**The task**
Identify the lines that contain the word "vous" and copy each one.

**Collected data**

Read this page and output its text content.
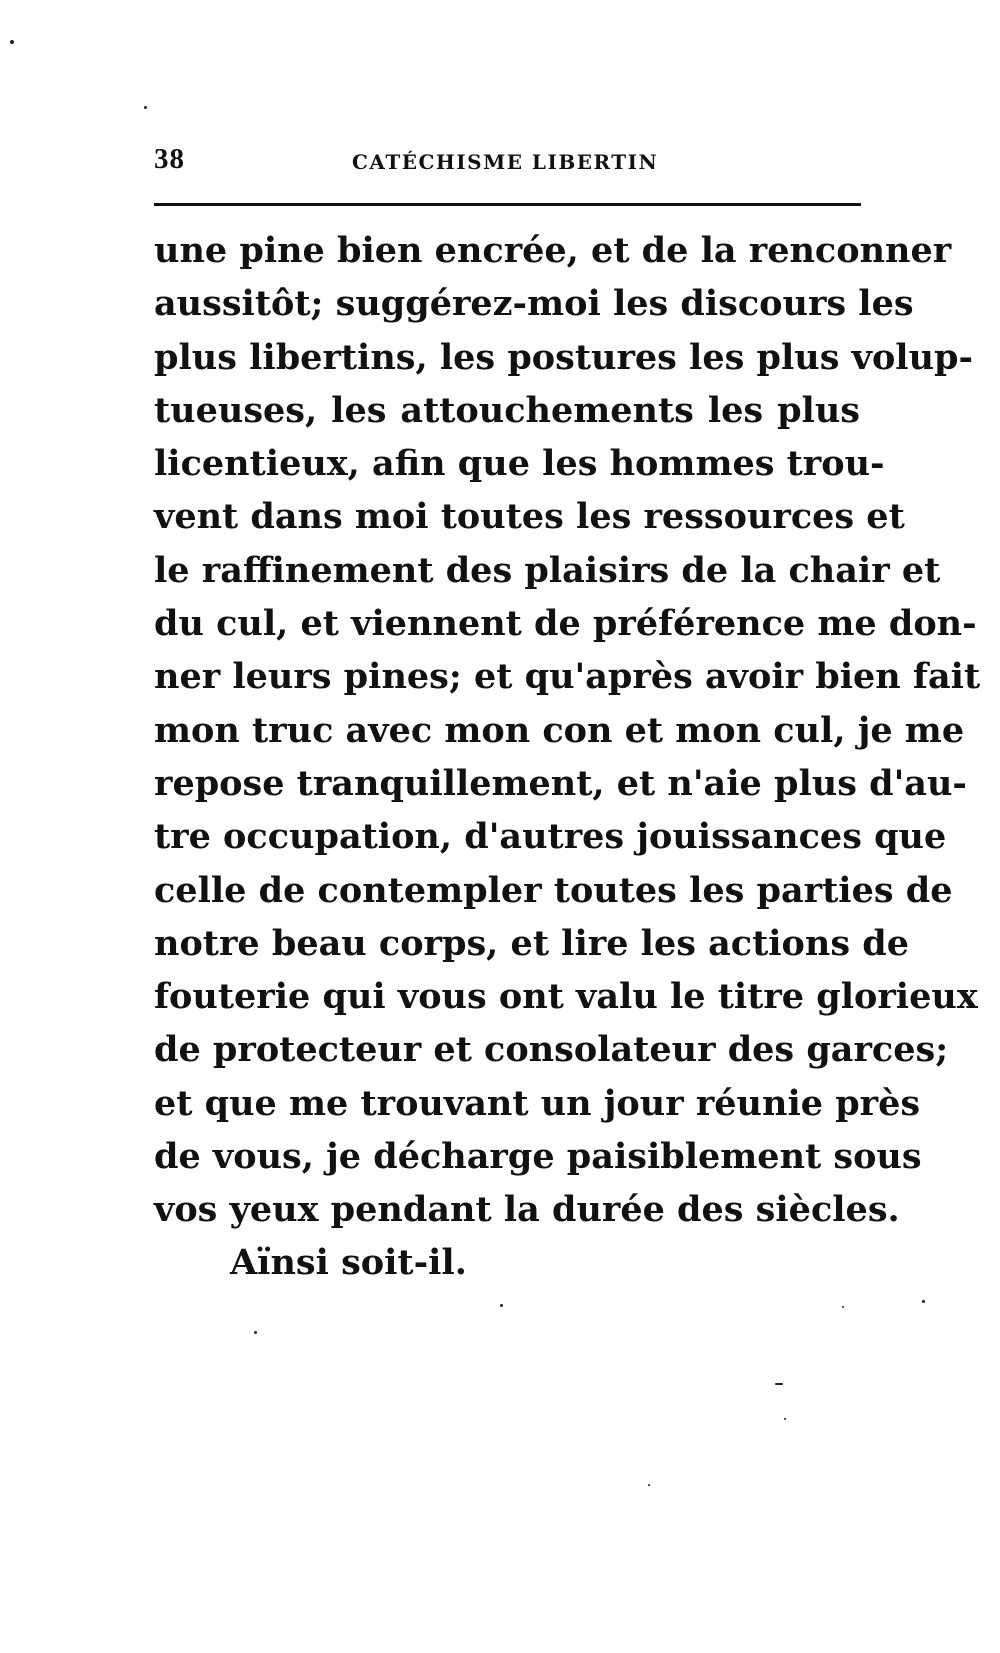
38	CATÉCHISME LIBERTIN
une pine bien encrée, et de la renconner
aussitôt; suggérez-moi les discours les
plus libertins, les postures les plus volup-
tueuses, les attouchements les plus
licentieux, afin que les hommes trou-
vent dans moi toutes les ressources et
le raffinement des plaisirs de la chair et
du cul, et viennent de préférence me don-
ner leurs pines; et qu'après avoir bien fait
mon truc avec mon con et mon cul, je me
repose tranquillement, et n'aie plus d'au-
tre occupation, d'autres jouissances que
celle de contempler toutes les parties de
notre beau corps, et lire les actions de
fouterie qui vous ont valu le titre glorieux
de protecteur et consolateur des garces;
et que me trouvant un jour réunie près
de vous, je décharge paisiblement sous
vos yeux pendant la durée des siècles.
Aïnsi soit-il.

**Exercise output**
fouterie qui vous ont valu le titre glorieux
de vous, je décharge paisiblement sous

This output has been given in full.